> _Aim_
Quote the entries word for word. Omit the pictures.

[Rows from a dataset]
● ● ● ● ●

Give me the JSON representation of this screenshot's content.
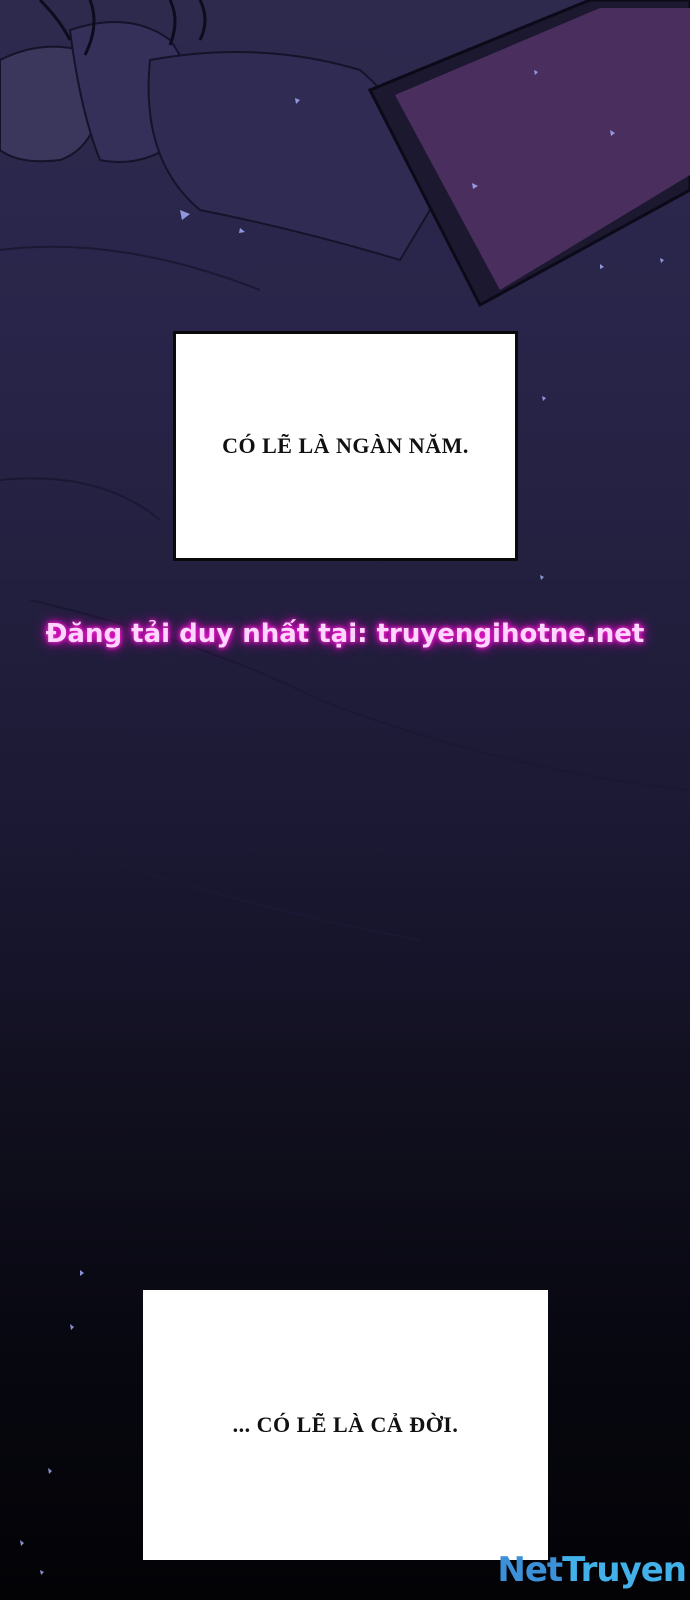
{
  "panel": {
    "caption_top": "CÓ LẼ LÀ NGÀN NĂM.",
    "caption_bottom": "... CÓ LẼ LÀ CẢ ĐỜI."
  },
  "watermark": {
    "text": "Đăng tải duy nhất tại: truyengihotne.net",
    "glow_color": "#e600c8"
  },
  "logo": {
    "net": "Net",
    "truyen": "Truyen"
  },
  "colors": {
    "background_top": "#2e2a4e",
    "background_bottom": "#030306",
    "caption_bg": "#ffffff",
    "caption_text": "#111111"
  }
}
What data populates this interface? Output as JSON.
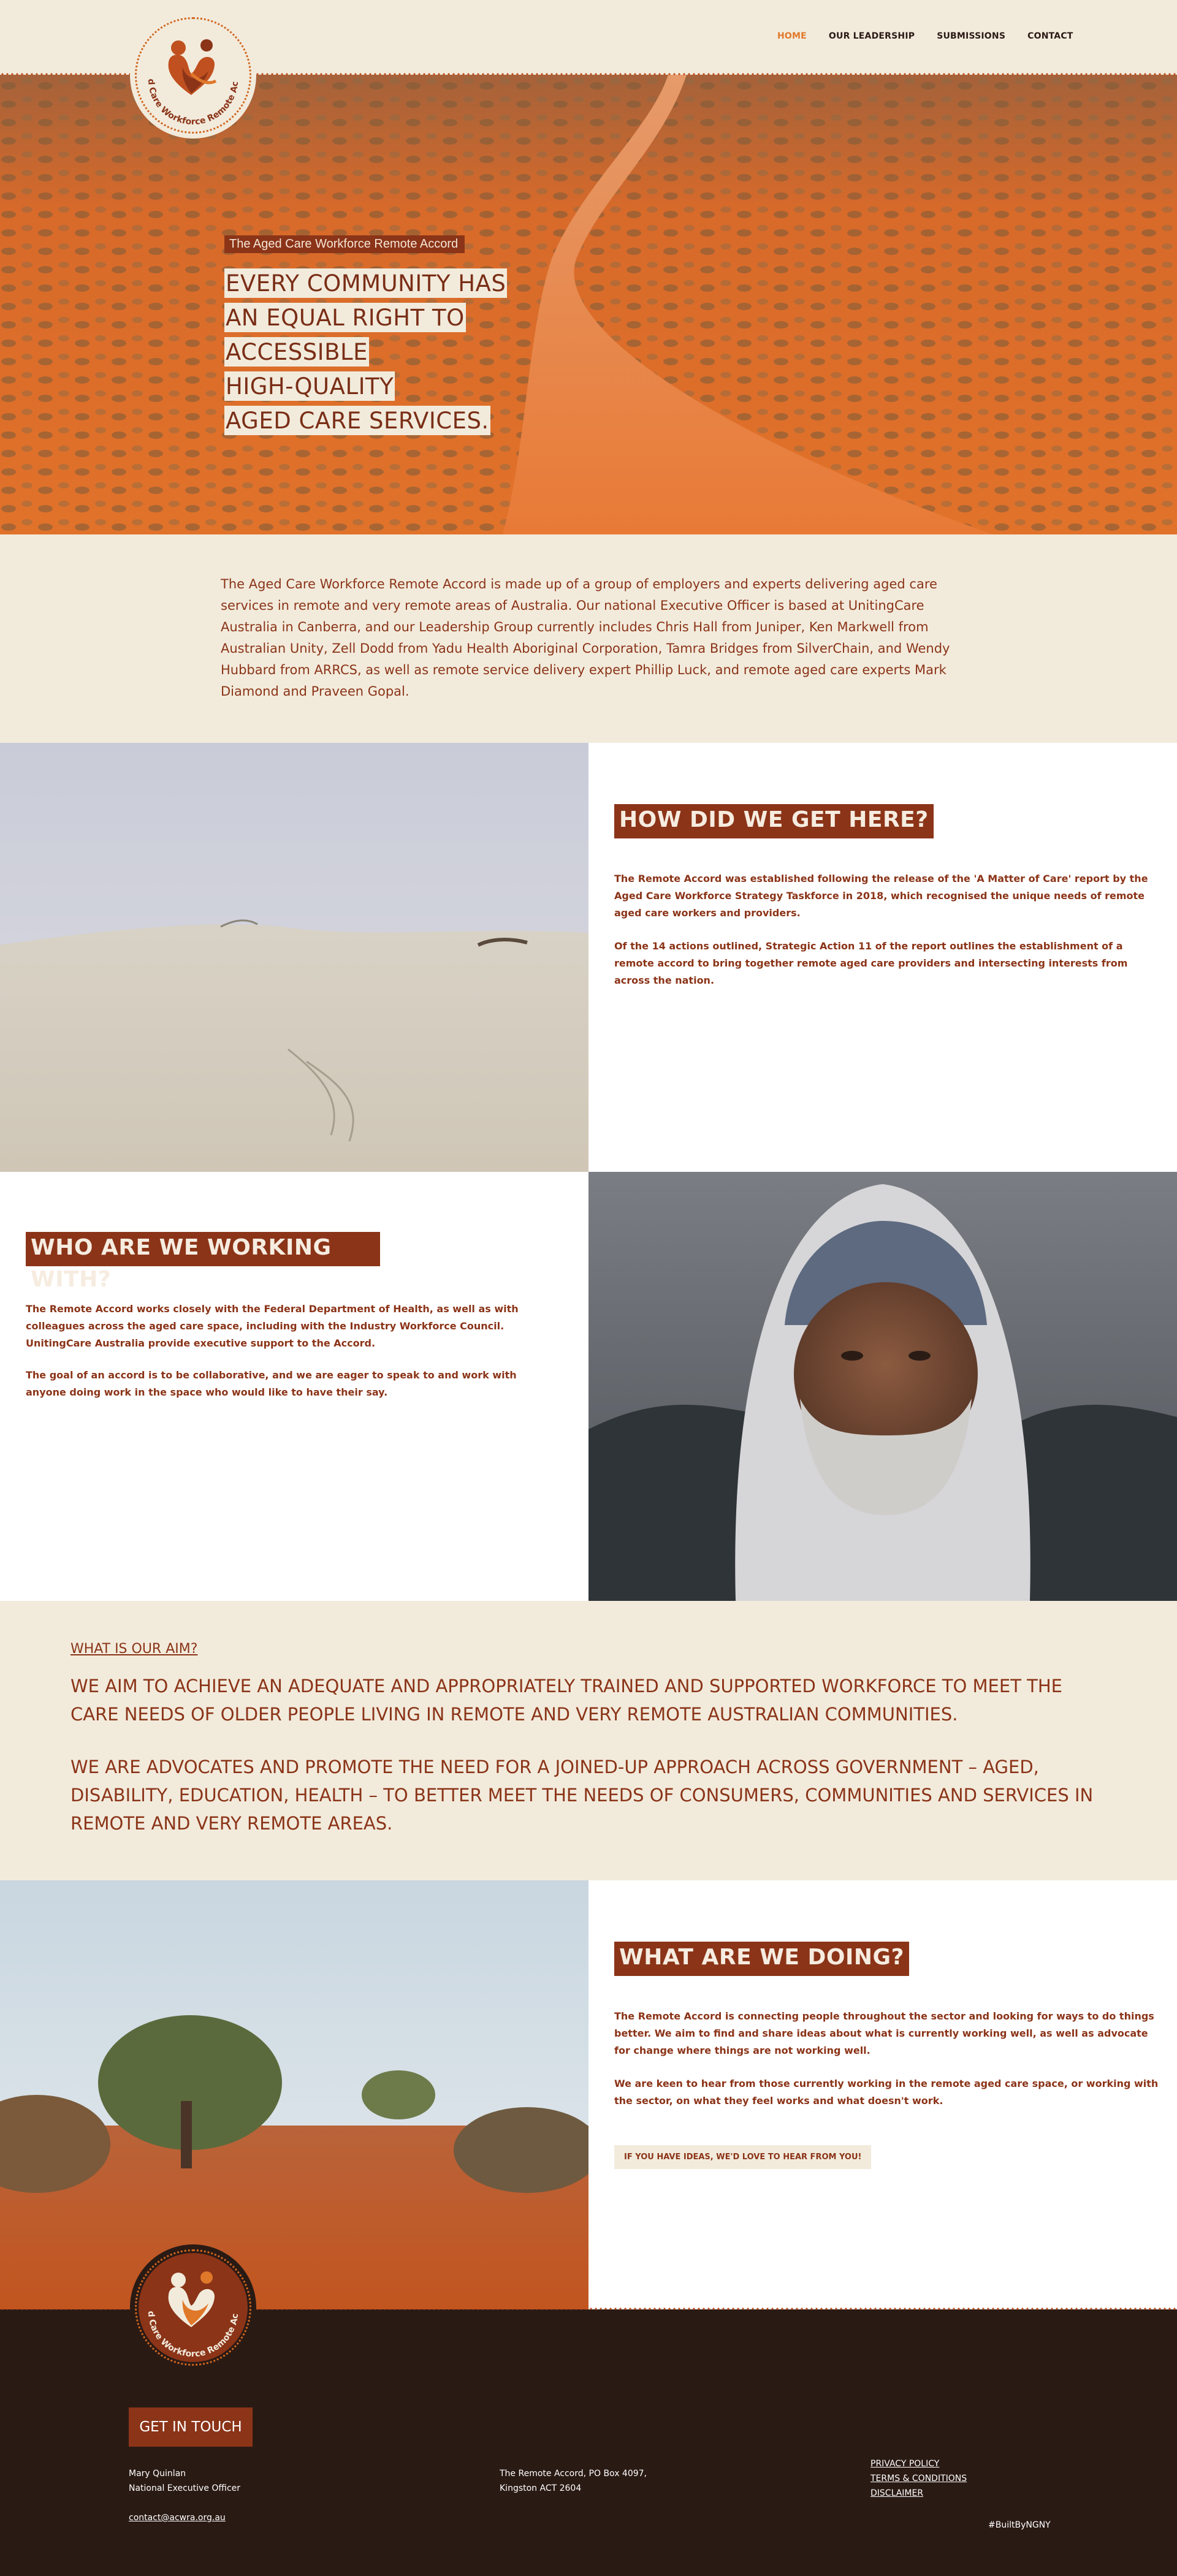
{
  "nav": {
    "items": [
      {
        "label": "HOME",
        "active": true
      },
      {
        "label": "OUR LEADERSHIP",
        "active": false
      },
      {
        "label": "SUBMISSIONS",
        "active": false
      },
      {
        "label": "CONTACT",
        "active": false
      }
    ]
  },
  "logo": {
    "text": "Aged Care Workforce Remote Accord"
  },
  "hero": {
    "eyebrow": "The Aged Care Workforce Remote Accord",
    "lines": [
      "EVERY COMMUNITY HAS",
      "AN EQUAL RIGHT TO",
      "ACCESSIBLE",
      "HIGH-QUALITY",
      "AGED CARE SERVICES."
    ]
  },
  "intro": {
    "text": "The Aged Care Workforce Remote Accord is made up of a group of employers and experts delivering aged care services in remote and very remote areas of Australia. Our national Executive Officer is based at UnitingCare Australia in Canberra, and our Leadership Group currently includes Chris Hall from Juniper, Ken Markwell from Australian Unity, Zell Dodd from Yadu Health Aboriginal Corporation, Tamra Bridges from SilverChain, and Wendy Hubbard from ARRCS, as well as remote service delivery expert Phillip Luck, and remote aged care experts Mark Diamond and Praveen Gopal."
  },
  "how": {
    "title": "HOW DID WE GET HERE?",
    "p1": "The Remote Accord was established following the release of the 'A Matter of Care' report by the Aged Care Workforce Strategy Taskforce in 2018, which recognised the unique needs of remote aged care workers and providers.",
    "p2": "Of the 14 actions outlined, Strategic Action 11 of the report outlines the establishment of a remote accord to bring together remote aged care providers and intersecting interests from across the nation."
  },
  "who": {
    "title": "WHO ARE WE WORKING WITH?",
    "p1": "The Remote Accord works closely with the Federal Department of Health, as well as with colleagues across the aged care space, including with the Industry Workforce Council. UnitingCare Australia provide executive support to the Accord.",
    "p2": "The goal of an accord is to be collaborative, and we are eager to speak to and work with anyone doing work in the space who would like to have their say."
  },
  "aim": {
    "label": "WHAT IS OUR AIM?",
    "p1": "WE AIM TO ACHIEVE AN ADEQUATE AND APPROPRIATELY TRAINED AND SUPPORTED WORKFORCE TO MEET THE CARE NEEDS OF OLDER PEOPLE LIVING IN REMOTE AND VERY REMOTE AUSTRALIAN COMMUNITIES.",
    "p2": "WE ARE ADVOCATES AND PROMOTE THE NEED FOR A JOINED-UP APPROACH ACROSS GOVERNMENT – AGED, DISABILITY, EDUCATION, HEALTH – TO BETTER MEET THE NEEDS OF CONSUMERS, COMMUNITIES AND SERVICES IN REMOTE AND VERY REMOTE AREAS."
  },
  "doing": {
    "title": "WHAT ARE WE DOING?",
    "p1": "The Remote Accord is connecting people throughout the sector and looking for ways to do things better. We aim to find and share ideas about what is currently working well, as well as advocate for change where things are not working well.",
    "p2": "We are keen to hear from those currently working in the remote aged care space, or working with the sector, on what they feel works and what doesn't work.",
    "cta": "IF YOU HAVE IDEAS, WE'D LOVE TO HEAR FROM YOU!"
  },
  "footer": {
    "cta": "GET IN TOUCH",
    "name": "Mary Quinlan",
    "role": "National Executive Officer",
    "email": "contact@acwra.org.au",
    "address1": "The Remote Accord, PO Box 4097,",
    "address2": "Kingston ACT 2604",
    "links": [
      "PRIVACY POLICY",
      "TERMS & CONDITIONS",
      "DISCLAIMER"
    ],
    "credit": "#BuiltByNGNY"
  },
  "colors": {
    "brand": "#8b3418",
    "cream": "#f2ebdc",
    "accent": "#e0782a",
    "footer_bg": "#2a1a14"
  }
}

● ● ● ● ●

> _Response for this exercise_
Give me the JSON representation of this screenshot's content.
{
  "panel": {
    "caption_top": "CÓ LẼ LÀ NGÀN NĂM.",
    "caption_bottom": "... CÓ LẼ LÀ CẢ ĐỜI."
  },
  "watermark": {
    "text": "Đăng tải duy nhất tại: truyengihotne.net",
    "glow_color": "#e600c8"
  },
  "logo": {
    "net": "Net",
    "truyen": "Truyen"
  },
  "colors": {
    "background_top": "#2e2a4e",
    "background_bottom": "#030306",
    "caption_bg": "#ffffff",
    "caption_text": "#111111"
  }
}
What data populates this interface? Output as JSON.
{
  "nav": {
    "items": [
      {
        "label": "HOME",
        "active": true
      },
      {
        "label": "OUR LEADERSHIP",
        "active": false
      },
      {
        "label": "SUBMISSIONS",
        "active": false
      },
      {
        "label": "CONTACT",
        "active": false
      }
    ]
  },
  "logo": {
    "text": "Aged Care Workforce Remote Accord"
  },
  "hero": {
    "eyebrow": "The Aged Care Workforce Remote Accord",
    "lines": [
      "EVERY COMMUNITY HAS",
      "AN EQUAL RIGHT TO",
      "ACCESSIBLE",
      "HIGH-QUALITY",
      "AGED CARE SERVICES."
    ]
  },
  "intro": {
    "text": "The Aged Care Workforce Remote Accord is made up of a group of employers and experts delivering aged care services in remote and very remote areas of Australia. Our national Executive Officer is based at UnitingCare Australia in Canberra, and our Leadership Group currently includes Chris Hall from Juniper, Ken Markwell from Australian Unity, Zell Dodd from Yadu Health Aboriginal Corporation, Tamra Bridges from SilverChain, and Wendy Hubbard from ARRCS, as well as remote service delivery expert Phillip Luck, and remote aged care experts Mark Diamond and Praveen Gopal."
  },
  "how": {
    "title": "HOW DID WE GET HERE?",
    "p1": "The Remote Accord was established following the release of the 'A Matter of Care' report by the Aged Care Workforce Strategy Taskforce in 2018, which recognised the unique needs of remote aged care workers and providers.",
    "p2": "Of the 14 actions outlined, Strategic Action 11 of the report outlines the establishment of a remote accord to bring together remote aged care providers and intersecting interests from across the nation."
  },
  "who": {
    "title": "WHO ARE WE WORKING WITH?",
    "p1": "The Remote Accord works closely with the Federal Department of Health, as well as with colleagues across the aged care space, including with the Industry Workforce Council. UnitingCare Australia provide executive support to the Accord.",
    "p2": "The goal of an accord is to be collaborative, and we are eager to speak to and work with anyone doing work in the space who would like to have their say."
  },
  "aim": {
    "label": "WHAT IS OUR AIM?",
    "p1": "WE AIM TO ACHIEVE AN ADEQUATE AND APPROPRIATELY TRAINED AND SUPPORTED WORKFORCE TO MEET THE CARE NEEDS OF OLDER PEOPLE LIVING IN REMOTE AND VERY REMOTE AUSTRALIAN COMMUNITIES.",
    "p2": "WE ARE ADVOCATES AND PROMOTE THE NEED FOR A JOINED-UP APPROACH ACROSS GOVERNMENT – AGED, DISABILITY, EDUCATION, HEALTH – TO BETTER MEET THE NEEDS OF CONSUMERS, COMMUNITIES AND SERVICES IN REMOTE AND VERY REMOTE AREAS."
  },
  "doing": {
    "title": "WHAT ARE WE DOING?",
    "p1": "The Remote Accord is connecting people throughout the sector and looking for ways to do things better. We aim to find and share ideas about what is currently working well, as well as advocate for change where things are not working well.",
    "p2": "We are keen to hear from those currently working in the remote aged care space, or working with the sector, on what they feel works and what doesn't work.",
    "cta": "IF YOU HAVE IDEAS, WE'D LOVE TO HEAR FROM YOU!"
  },
  "footer": {
    "cta": "GET IN TOUCH",
    "name": "Mary Quinlan",
    "role": "National Executive Officer",
    "email": "contact@acwra.org.au",
    "address1": "The Remote Accord, PO Box 4097,",
    "address2": "Kingston ACT 2604",
    "links": [
      "PRIVACY POLICY",
      "TERMS & CONDITIONS",
      "DISCLAIMER"
    ],
    "credit": "#BuiltByNGNY"
  },
  "colors": {
    "brand": "#8b3418",
    "cream": "#f2ebdc",
    "accent": "#e0782a",
    "footer_bg": "#2a1a14"
  }
}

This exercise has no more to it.